**Task**
Collect every line of the records below that contains the word "ylabel".

(Raw records)
►

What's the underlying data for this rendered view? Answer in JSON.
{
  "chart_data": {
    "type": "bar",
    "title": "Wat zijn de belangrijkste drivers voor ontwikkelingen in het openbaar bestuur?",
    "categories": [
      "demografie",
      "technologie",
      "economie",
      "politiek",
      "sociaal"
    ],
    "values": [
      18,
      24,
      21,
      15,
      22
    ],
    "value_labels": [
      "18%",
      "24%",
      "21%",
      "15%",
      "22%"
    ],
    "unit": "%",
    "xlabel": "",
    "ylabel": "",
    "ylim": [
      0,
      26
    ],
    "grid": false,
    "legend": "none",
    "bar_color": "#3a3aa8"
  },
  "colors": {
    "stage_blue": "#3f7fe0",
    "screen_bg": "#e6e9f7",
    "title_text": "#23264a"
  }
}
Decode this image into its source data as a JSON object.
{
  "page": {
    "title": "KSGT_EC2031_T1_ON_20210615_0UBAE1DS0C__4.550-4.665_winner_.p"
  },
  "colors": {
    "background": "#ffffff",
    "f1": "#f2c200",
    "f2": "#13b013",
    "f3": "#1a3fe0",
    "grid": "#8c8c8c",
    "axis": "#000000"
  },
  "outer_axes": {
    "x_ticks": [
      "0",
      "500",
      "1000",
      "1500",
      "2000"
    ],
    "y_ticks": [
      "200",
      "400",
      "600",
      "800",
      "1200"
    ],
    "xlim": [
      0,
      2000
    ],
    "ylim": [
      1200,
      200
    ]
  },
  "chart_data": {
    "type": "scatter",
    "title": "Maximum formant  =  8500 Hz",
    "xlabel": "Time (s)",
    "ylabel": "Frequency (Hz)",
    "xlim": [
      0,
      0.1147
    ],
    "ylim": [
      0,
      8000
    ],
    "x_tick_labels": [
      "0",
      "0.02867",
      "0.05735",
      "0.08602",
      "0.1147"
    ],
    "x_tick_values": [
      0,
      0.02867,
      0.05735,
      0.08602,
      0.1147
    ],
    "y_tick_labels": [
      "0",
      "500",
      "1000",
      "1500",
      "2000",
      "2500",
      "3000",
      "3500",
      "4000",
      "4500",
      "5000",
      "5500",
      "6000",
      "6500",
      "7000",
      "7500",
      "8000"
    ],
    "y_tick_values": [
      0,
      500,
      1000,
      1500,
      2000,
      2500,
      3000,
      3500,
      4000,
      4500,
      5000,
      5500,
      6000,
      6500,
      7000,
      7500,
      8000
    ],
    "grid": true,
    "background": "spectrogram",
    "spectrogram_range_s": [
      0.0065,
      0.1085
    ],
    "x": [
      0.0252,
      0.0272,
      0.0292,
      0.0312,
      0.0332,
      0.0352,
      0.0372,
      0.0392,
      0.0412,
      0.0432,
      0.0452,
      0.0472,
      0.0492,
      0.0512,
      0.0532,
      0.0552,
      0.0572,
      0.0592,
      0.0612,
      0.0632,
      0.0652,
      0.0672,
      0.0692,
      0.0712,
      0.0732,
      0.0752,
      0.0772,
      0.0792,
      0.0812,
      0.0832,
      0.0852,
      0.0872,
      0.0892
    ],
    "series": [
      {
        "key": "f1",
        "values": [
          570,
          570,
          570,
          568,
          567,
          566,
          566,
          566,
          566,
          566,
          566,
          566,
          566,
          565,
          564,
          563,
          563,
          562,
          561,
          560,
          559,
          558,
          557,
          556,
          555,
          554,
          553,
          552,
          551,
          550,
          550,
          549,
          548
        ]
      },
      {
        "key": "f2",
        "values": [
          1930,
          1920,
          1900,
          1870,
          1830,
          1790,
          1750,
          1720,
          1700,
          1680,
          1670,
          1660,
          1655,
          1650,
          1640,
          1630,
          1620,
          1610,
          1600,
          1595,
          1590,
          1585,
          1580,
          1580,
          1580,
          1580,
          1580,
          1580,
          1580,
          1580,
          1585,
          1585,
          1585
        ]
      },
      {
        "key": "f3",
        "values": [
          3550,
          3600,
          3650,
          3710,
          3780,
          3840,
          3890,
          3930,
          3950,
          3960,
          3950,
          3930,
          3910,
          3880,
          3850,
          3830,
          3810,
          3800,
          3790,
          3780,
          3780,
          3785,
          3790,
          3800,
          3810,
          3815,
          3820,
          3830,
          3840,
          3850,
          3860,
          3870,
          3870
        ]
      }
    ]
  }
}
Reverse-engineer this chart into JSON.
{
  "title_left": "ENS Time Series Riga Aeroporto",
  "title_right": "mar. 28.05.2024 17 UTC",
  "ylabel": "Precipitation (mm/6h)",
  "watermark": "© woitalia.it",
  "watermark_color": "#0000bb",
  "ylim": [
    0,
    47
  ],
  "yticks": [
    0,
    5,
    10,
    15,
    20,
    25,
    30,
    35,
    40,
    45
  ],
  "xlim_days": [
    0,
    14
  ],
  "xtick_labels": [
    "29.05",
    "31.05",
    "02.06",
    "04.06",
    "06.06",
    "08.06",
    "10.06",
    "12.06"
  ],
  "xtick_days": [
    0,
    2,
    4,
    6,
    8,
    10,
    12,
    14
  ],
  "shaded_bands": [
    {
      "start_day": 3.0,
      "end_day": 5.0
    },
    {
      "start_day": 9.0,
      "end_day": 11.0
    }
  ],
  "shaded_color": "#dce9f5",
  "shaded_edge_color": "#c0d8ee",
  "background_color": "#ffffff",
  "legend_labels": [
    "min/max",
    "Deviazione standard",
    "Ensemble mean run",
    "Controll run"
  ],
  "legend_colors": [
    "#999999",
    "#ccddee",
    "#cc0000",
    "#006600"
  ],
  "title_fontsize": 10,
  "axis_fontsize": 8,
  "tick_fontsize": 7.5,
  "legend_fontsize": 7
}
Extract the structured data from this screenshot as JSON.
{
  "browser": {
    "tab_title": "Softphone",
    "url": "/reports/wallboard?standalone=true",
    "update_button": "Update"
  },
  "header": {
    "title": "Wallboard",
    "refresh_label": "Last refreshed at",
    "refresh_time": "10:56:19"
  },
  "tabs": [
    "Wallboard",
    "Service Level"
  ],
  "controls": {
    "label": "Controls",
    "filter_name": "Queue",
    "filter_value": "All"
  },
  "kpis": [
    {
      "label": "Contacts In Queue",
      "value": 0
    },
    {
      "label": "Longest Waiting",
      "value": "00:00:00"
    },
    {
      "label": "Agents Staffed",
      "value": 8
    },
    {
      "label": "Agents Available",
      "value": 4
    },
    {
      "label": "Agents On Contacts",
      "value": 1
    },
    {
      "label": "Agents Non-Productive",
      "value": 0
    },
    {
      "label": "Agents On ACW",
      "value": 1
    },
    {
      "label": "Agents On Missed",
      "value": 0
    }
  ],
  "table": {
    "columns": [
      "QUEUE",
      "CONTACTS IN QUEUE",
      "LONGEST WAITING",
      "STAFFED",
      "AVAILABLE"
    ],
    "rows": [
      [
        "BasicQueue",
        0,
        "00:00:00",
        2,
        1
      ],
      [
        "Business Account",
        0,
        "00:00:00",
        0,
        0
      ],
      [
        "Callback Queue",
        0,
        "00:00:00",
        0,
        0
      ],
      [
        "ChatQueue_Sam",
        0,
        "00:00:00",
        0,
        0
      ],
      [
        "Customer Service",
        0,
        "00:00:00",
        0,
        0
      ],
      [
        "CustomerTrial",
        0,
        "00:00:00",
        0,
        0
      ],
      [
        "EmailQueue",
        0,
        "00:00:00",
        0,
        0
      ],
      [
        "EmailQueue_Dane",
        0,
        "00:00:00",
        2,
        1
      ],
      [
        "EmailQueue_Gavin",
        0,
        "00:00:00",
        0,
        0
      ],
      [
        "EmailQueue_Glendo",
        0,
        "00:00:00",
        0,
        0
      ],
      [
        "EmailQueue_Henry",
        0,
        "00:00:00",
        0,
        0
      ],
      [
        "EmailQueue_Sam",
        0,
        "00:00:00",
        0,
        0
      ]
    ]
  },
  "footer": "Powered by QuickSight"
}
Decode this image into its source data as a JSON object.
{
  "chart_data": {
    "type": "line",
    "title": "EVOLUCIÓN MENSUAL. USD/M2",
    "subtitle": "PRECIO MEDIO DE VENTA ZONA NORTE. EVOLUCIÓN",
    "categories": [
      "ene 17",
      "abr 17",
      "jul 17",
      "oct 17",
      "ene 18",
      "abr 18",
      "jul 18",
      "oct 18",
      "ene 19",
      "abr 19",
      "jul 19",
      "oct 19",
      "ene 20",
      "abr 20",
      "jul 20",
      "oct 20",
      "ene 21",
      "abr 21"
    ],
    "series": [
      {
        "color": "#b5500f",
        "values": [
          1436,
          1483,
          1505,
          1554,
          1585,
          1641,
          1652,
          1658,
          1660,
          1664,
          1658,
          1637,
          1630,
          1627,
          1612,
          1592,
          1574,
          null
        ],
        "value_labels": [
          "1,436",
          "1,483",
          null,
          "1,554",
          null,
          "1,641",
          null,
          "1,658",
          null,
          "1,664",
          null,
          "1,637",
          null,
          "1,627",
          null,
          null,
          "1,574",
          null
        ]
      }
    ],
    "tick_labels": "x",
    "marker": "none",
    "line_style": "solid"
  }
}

◄

**Complete output**
    "ylabel": "",
    "ylabel": "Frequency (Hz)",
  "ylabel": "Precipitation (mm/6h)",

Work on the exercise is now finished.